__Task requirements__
Copy word for word every line of the material, from its first line through the line that contains "svg-text:Side View: Side View [464, 443, 514, 455]", with both of those lines included.

__Supplied entries__
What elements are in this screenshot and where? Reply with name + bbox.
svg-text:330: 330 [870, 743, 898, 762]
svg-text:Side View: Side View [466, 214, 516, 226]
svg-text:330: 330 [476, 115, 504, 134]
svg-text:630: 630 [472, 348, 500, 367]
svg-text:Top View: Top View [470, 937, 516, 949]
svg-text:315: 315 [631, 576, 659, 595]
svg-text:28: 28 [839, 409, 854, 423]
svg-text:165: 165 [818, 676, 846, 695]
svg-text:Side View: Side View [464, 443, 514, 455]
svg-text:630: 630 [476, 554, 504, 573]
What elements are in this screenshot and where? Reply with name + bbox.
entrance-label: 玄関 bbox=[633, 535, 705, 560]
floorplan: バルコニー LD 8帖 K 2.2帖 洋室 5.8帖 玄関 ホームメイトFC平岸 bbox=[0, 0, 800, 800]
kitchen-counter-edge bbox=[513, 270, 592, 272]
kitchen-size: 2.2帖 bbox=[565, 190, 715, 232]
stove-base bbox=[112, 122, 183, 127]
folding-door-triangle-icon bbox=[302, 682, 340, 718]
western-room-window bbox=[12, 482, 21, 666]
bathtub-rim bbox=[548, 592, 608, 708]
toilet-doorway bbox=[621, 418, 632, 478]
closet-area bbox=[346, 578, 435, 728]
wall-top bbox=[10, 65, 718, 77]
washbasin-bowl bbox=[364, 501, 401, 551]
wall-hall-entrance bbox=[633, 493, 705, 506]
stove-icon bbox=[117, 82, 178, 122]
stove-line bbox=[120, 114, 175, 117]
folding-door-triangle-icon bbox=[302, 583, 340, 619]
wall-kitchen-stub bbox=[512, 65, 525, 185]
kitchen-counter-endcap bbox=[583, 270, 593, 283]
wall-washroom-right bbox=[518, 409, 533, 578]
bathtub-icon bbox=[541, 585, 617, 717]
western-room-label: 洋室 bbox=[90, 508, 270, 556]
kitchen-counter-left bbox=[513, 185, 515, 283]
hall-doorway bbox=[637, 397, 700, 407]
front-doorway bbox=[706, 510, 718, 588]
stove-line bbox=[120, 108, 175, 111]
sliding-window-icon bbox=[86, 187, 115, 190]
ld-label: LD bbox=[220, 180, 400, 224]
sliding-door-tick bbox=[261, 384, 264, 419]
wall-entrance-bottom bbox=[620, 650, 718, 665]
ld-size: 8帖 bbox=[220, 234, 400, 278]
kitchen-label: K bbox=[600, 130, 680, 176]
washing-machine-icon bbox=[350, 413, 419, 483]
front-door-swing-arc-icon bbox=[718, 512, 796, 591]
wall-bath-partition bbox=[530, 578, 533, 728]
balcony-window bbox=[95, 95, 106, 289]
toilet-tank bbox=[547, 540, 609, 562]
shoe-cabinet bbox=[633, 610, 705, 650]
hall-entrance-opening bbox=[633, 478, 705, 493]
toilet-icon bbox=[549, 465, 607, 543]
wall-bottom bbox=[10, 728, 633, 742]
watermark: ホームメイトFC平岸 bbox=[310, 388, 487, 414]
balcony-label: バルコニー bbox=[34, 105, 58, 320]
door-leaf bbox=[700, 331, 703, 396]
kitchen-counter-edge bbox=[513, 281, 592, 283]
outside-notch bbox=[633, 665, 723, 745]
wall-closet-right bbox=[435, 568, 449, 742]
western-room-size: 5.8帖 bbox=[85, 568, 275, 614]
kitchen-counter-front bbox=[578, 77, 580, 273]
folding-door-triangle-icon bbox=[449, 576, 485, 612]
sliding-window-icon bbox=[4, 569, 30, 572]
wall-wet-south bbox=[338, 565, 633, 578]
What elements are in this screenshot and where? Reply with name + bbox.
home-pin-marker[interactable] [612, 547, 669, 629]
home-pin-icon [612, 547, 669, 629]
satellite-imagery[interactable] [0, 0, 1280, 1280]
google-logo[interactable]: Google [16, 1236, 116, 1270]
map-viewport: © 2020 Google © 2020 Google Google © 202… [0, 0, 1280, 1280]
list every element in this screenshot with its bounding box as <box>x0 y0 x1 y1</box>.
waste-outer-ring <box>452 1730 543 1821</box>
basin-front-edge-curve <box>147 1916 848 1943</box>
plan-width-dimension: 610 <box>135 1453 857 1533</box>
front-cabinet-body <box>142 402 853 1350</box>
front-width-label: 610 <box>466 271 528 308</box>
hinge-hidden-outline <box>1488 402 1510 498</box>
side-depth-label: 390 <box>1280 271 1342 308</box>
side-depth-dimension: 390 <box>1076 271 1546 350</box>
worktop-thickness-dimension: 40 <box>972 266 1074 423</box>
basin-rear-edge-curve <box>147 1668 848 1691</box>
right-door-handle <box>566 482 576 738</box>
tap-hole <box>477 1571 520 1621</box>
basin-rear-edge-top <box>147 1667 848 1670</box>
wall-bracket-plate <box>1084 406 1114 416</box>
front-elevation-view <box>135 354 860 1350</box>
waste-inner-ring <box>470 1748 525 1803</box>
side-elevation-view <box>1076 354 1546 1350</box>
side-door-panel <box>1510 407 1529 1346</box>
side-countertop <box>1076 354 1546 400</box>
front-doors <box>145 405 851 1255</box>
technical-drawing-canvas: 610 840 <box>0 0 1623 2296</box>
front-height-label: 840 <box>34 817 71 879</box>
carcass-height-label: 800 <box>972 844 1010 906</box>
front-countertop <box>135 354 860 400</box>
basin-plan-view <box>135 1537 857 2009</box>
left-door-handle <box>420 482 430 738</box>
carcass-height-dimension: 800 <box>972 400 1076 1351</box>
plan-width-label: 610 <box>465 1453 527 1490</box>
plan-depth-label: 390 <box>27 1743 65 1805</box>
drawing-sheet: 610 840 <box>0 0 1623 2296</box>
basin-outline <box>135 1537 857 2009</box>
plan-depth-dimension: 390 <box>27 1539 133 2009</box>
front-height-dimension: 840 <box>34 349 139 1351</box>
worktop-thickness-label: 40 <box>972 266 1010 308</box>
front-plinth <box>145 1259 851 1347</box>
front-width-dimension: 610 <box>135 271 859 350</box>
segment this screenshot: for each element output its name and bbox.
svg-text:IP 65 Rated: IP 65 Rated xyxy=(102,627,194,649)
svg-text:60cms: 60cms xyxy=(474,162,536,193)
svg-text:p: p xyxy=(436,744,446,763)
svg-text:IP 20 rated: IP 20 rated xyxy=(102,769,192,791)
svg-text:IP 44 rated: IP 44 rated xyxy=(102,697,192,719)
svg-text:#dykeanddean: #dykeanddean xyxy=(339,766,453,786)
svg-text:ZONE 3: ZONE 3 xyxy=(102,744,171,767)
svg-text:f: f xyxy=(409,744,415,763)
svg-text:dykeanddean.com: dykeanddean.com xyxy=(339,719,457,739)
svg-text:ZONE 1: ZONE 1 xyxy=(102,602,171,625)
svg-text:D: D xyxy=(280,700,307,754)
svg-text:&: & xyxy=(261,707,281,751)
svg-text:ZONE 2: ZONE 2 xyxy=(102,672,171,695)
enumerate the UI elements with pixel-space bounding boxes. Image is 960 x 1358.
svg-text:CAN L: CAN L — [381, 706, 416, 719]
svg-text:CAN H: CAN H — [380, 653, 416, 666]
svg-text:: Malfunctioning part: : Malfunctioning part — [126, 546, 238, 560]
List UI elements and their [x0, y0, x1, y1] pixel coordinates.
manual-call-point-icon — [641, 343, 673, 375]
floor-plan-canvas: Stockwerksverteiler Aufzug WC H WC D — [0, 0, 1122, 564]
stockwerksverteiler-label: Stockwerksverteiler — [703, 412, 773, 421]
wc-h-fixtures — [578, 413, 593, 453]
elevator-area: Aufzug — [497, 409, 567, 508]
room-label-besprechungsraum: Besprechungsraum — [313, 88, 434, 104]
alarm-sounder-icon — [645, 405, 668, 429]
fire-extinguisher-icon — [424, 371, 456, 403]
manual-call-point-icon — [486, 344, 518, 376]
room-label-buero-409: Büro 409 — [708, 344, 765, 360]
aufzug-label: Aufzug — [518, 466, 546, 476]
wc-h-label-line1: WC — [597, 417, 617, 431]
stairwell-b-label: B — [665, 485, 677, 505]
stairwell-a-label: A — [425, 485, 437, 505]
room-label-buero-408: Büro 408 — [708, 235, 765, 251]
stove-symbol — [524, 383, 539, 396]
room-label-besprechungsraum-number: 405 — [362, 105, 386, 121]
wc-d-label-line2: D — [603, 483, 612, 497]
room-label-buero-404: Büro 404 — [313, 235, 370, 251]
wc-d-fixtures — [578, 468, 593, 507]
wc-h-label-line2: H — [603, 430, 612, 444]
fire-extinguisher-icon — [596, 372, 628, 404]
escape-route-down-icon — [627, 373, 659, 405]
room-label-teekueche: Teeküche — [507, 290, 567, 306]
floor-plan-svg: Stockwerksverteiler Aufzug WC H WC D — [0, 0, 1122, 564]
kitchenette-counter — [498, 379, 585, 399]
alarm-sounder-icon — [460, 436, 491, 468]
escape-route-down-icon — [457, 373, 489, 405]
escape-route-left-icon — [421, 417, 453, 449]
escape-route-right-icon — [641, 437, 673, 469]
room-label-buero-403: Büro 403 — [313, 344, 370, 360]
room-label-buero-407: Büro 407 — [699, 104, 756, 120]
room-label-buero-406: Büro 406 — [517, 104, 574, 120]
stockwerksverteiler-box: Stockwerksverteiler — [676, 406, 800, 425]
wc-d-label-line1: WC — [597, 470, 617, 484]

__Correct response__
What elements are in this screenshot and where? Reply with name + bbox.
svg-text:330: 330 [870, 743, 898, 762]
svg-text:Side View: Side View [466, 214, 516, 226]
svg-text:330: 330 [476, 115, 504, 134]
svg-text:630: 630 [472, 348, 500, 367]
svg-text:Top View: Top View [470, 937, 516, 949]
svg-text:315: 315 [631, 576, 659, 595]
svg-text:28: 28 [839, 409, 854, 423]
svg-text:165: 165 [818, 676, 846, 695]
svg-text:Side View: Side View [464, 443, 514, 455]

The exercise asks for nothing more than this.